RECORDS PROVIDED: Begin

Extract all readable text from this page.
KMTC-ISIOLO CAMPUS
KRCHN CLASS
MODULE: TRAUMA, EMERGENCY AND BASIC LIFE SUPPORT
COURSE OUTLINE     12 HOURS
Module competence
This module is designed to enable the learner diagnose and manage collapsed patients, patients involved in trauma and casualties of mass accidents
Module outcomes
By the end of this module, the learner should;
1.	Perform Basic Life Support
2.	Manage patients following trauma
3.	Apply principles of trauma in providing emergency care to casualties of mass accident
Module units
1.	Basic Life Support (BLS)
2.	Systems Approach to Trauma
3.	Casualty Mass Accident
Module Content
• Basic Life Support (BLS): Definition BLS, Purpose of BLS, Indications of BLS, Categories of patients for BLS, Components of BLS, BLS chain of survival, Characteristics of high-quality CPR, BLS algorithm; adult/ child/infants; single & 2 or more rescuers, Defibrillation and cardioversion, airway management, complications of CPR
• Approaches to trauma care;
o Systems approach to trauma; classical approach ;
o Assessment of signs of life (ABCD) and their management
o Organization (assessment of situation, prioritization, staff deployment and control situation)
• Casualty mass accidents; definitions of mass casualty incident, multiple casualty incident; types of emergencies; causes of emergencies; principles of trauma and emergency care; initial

RECORDS PROVIDED: End

> [ACTIVITY]: The answer must be a single number: the count of lines above that contain "principles".

> [SOLUTION]: 2